Consignes >>
1/ D'après le texte sur la paysannerie, d'où est venu tout le malheur du pays ?
2/ Rédigez la suite du texte sur la paysannerie, en enchaînant après sa dernière phrase.

Page >>
____

Cette marginalité participe dans la dynamique d’exclure les paysans dans le processus du développement et de la production. Ce n’est que cette forme d’exclusion qui alimenterait l’exode rural. L’utilisation de leurs fils dans la politique et dans les factories est une forme d’occultation de la réalité.

La bataille n’aurait pas une portée rurale puisque les classes dirigeantes n’auraient pas intérêt à modifier le schéma social imposé. La dislocation  de la société est stratégique; elle constitue un véritable moyen d’enrichissement pour les citadins. 

La lutte choisit délibérément de ne pas être rurale afin d’éviter que le problème de la tenure foncière ne soit pas posée.  Tout le malheur du pays est  venu de la répartition inégalitaire de la terre.  Il demeure le principal problème que l’on refuse d’apporter une réponse viable.  

Le système qui se révèle inadapté et inégalitaire était dirigé principalement contre les masses cultivateurs, fraîchement libérés de l’esclavage. Il était monté contre leur aspiration, c’est pourquoi les premières luttes étaient formulées autour de la question agraire. Les révoltes des Piquets n’ont pas manqué d’être un combat pour un système inclusif. 

La paysannerie occupait la scène politique jusqu’en 1915 afin de freiner l’Etat dans sa démarche d’imposer le développement capitaliste. La bataille de Charlemagne Péralte en compagnie des Cacos contre l’occupation américaine est censée la dernière action paysanne dirigé contre le système.

____

[Enregistrements extraits]
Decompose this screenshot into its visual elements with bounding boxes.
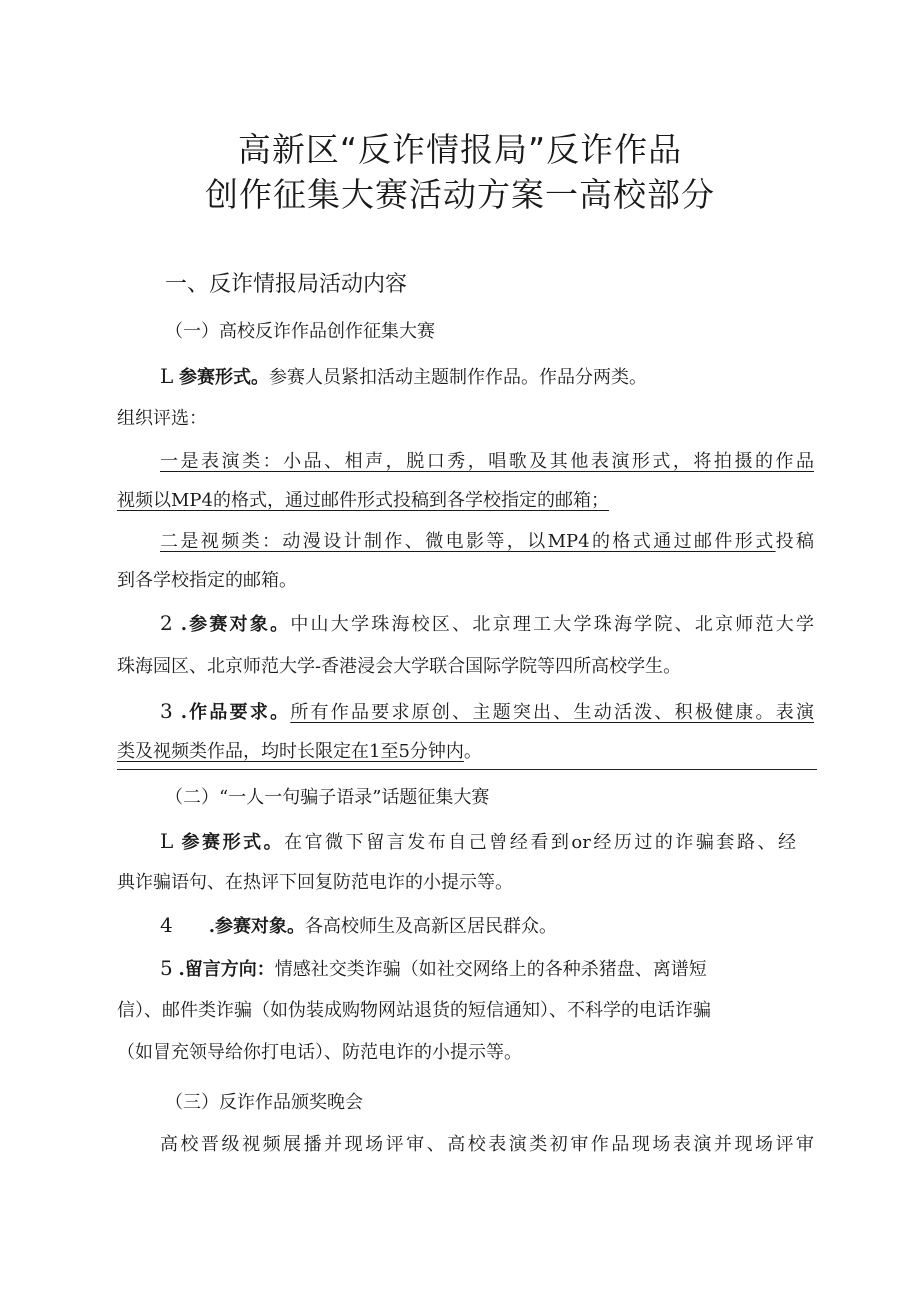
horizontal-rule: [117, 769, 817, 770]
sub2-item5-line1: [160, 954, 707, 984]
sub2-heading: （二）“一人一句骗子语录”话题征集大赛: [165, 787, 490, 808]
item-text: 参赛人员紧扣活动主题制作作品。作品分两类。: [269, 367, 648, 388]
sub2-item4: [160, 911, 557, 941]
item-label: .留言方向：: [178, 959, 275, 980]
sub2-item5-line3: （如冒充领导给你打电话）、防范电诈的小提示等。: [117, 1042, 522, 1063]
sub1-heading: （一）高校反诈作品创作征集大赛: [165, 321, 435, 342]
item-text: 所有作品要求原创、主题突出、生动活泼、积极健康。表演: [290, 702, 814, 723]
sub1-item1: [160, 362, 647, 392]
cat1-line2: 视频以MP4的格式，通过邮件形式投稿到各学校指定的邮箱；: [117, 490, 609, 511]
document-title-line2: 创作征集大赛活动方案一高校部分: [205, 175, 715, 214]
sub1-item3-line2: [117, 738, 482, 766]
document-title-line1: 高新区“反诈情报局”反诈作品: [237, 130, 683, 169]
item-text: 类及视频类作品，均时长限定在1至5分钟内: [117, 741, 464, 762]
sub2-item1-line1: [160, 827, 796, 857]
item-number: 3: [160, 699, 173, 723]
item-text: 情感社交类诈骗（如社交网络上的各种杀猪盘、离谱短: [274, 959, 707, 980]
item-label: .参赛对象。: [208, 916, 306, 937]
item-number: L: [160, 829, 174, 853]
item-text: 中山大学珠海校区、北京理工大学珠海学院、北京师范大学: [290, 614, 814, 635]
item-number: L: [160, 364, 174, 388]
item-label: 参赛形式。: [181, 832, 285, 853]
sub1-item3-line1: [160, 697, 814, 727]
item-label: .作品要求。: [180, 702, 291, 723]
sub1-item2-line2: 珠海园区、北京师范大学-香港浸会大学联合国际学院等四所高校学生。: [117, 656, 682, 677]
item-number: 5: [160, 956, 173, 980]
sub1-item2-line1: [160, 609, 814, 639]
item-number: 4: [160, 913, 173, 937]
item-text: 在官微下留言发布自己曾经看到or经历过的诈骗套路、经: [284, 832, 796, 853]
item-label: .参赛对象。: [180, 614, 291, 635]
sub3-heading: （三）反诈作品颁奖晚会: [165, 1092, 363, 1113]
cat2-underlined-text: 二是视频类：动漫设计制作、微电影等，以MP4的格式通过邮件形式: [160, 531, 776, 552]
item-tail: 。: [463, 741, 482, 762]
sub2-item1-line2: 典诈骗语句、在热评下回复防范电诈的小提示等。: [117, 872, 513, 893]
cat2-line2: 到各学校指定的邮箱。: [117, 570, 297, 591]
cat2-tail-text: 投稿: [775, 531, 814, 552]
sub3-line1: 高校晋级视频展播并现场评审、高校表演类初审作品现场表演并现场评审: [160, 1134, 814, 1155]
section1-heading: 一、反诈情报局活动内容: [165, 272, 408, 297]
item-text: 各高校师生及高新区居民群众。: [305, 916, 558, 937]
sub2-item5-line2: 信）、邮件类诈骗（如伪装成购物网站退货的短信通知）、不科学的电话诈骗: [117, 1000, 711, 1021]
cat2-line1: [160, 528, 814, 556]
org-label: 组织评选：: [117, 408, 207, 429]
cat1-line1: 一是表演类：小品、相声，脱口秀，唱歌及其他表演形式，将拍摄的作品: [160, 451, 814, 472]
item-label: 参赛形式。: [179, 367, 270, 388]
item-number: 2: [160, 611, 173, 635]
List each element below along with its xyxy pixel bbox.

____

Réponses attendues >>
1/ De la répartition inégalitaire de la terre.

2/
La communication impossible qui existe entre les élites et les paysans empêche que la crise ait toute sa dimension révolutionnaire. Le changement du système semble hypothétique. Les conditions objectives sous-tendant la transformation de la société doivent s’incruster principalement dans le manque de dialogue franc développant entre l’urbain et le rural. 
Pour que la crise ait un aboutissement d’une mobilisation multifactorielle, la paysannerie doit être un acteur important dans la prise des décisions.  

Toute la résistance de cette catégorie est rentrée dans perspective. La lutte qui ne gagne pas encore le milieu rural traduit leur refus de collaborer aveuglément et pourtant ils sont les vrais victimes du système.  Ce sont eux qui sont privés les services sociaux de base. Ils sont les grands pendants du développement capitaliste. Celui-ci reposant sur l’importation imprime une économie ultra-libérale qui participe dans la destruction de la production nationale. Cette économie ne leur est pas profitable; elle est responsable de leur décapitalisation. 

Les élites ont par conséquent une hantise. Trop de contentieux à vider. Le renversement de ce système serait en premier bénéfique pour les paysans. C’est là la principale raison de l’écart des paysans comme acteurs dans la lutte. Ma réflexion propose pour qu’il y ait l’intégration de toutes les couches sociales dans la tentative visant à trouver une issue à la crise. Avant d’être politique, elle est sociale.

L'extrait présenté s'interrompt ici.